### AIM
Set down the whole listing verbatim.

(Stored data)
⁂
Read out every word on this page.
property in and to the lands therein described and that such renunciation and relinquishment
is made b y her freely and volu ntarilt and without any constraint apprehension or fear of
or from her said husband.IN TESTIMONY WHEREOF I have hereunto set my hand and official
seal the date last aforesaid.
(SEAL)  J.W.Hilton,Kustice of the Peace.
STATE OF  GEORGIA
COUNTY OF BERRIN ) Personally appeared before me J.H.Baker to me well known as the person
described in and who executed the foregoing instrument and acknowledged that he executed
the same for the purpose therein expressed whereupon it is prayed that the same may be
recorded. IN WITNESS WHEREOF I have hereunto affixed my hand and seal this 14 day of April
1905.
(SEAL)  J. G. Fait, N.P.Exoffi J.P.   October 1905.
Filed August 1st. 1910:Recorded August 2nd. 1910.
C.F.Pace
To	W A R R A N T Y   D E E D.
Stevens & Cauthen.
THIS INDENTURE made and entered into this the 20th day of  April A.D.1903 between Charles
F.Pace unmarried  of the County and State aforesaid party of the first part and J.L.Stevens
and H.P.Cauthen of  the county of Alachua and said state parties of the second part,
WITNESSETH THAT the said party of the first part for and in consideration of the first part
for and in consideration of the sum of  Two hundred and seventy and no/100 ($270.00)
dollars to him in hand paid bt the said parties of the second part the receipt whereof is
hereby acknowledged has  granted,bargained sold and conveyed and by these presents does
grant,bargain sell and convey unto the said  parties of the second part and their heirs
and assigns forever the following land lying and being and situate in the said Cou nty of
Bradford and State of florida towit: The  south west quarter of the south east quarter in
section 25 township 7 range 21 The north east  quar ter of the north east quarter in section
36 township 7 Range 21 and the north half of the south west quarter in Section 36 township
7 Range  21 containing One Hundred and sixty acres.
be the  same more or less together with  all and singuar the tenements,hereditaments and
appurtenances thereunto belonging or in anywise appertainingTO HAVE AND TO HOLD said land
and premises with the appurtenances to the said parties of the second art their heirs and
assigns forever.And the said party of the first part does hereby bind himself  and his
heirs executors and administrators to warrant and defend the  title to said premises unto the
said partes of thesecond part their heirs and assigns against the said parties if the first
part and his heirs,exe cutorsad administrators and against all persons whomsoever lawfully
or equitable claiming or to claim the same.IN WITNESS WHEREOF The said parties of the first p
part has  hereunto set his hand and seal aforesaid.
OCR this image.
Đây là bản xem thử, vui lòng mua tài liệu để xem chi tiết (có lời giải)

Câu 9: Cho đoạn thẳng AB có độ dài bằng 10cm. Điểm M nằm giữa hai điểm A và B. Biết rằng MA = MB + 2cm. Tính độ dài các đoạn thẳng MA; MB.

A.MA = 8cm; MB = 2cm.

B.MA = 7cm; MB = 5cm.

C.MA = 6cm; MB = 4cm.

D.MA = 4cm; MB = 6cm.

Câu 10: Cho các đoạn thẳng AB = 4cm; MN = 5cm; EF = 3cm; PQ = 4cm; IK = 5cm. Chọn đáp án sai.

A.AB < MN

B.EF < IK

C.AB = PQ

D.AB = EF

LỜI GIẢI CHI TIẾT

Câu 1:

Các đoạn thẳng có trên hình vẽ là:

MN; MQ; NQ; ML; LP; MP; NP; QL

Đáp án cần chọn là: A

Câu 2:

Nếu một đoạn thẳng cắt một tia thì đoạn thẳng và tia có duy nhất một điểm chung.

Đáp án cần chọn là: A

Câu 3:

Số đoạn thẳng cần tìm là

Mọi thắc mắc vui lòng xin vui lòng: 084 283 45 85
⁂
### FULL OUTPUT
Read out every word on this page.
property in and to the lands therein described and that such renunciation and relinquishment
is made b y her freely and volu ntarilt and without any constraint apprehension or fear of
or from her said husband.IN TESTIMONY WHEREOF I have hereunto set my hand and official
seal the date last aforesaid.
(SEAL)  J.W.Hilton,Kustice of the Peace.
STATE OF  GEORGIA
COUNTY OF BERRIN ) Personally appeared before me J.H.Baker to me well known as the person
described in and who executed the foregoing instrument and acknowledged that he executed
the same for the purpose therein expressed whereupon it is prayed that the same may be
recorded. IN WITNESS WHEREOF I have hereunto affixed my hand and seal this 14 day of April
1905.
(SEAL)  J. G. Fait, N.P.Exoffi J.P.   October 1905.
Filed August 1st. 1910:Recorded August 2nd. 1910.
C.F.Pace
To	W A R R A N T Y   D E E D.
Stevens & Cauthen.
THIS INDENTURE made and entered into this the 20th day of  April A.D.1903 between Charles
F.Pace unmarried  of the County and State aforesaid party of the first part and J.L.Stevens
and H.P.Cauthen of  the county of Alachua and said state parties of the second part,
WITNESSETH THAT the said party of the first part for and in consideration of the first part
for and in consideration of the sum of  Two hundred and seventy and no/100 ($270.00)
dollars to him in hand paid bt the said parties of the second part the receipt whereof is
hereby acknowledged has  granted,bargained sold and conveyed and by these presents does
grant,bargain sell and convey unto the said  parties of the second part and their heirs
and assigns forever the following land lying and being and situate in the said Cou nty of
Bradford and State of florida towit: The  south west quarter of the south east quarter in
section 25 township 7 range 21 The north east  quar ter of the north east quarter in section
36 township 7 Range 21 and the north half of the south west quarter in Section 36 township
7 Range  21 containing One Hundred and sixty acres.
be the  same more or less together with  all and singuar the tenements,hereditaments and
appurtenances thereunto belonging or in anywise appertainingTO HAVE AND TO HOLD said land
and premises with the appurtenances to the said parties of the second art their heirs and
assigns forever.And the said party of the first part does hereby bind himself  and his
heirs executors and administrators to warrant and defend the  title to said premises unto the
said partes of thesecond part their heirs and assigns against the said parties if the first
part and his heirs,exe cutorsad administrators and against all persons whomsoever lawfully
or equitable claiming or to claim the same.IN WITNESS WHEREOF The said parties of the first p
part has  hereunto set his hand and seal aforesaid.
OCR this image.
Đây là bản xem thử, vui lòng mua tài liệu để xem chi tiết (có lời giải)

Câu 9: Cho đoạn thẳng AB có độ dài bằng 10cm. Điểm M nằm giữa hai điểm A và B. Biết rằng MA = MB + 2cm. Tính độ dài các đoạn thẳng MA; MB.

A.MA = 8cm; MB = 2cm.

B.MA = 7cm; MB = 5cm.

C.MA = 6cm; MB = 4cm.

D.MA = 4cm; MB = 6cm.

Câu 10: Cho các đoạn thẳng AB = 4cm; MN = 5cm; EF = 3cm; PQ = 4cm; IK = 5cm. Chọn đáp án sai.

A.AB < MN

B.EF < IK

C.AB = PQ

D.AB = EF

LỜI GIẢI CHI TIẾT

Câu 1:

Các đoạn thẳng có trên hình vẽ là:

MN; MQ; NQ; ML; LP; MP; NP; QL

Đáp án cần chọn là: A

Câu 2:

Nếu một đoạn thẳng cắt một tia thì đoạn thẳng và tia có duy nhất một điểm chung.

Đáp án cần chọn là: A

Câu 3:

Số đoạn thẳng cần tìm là

Mọi thắc mắc vui lòng xin vui lòng: 084 283 45 85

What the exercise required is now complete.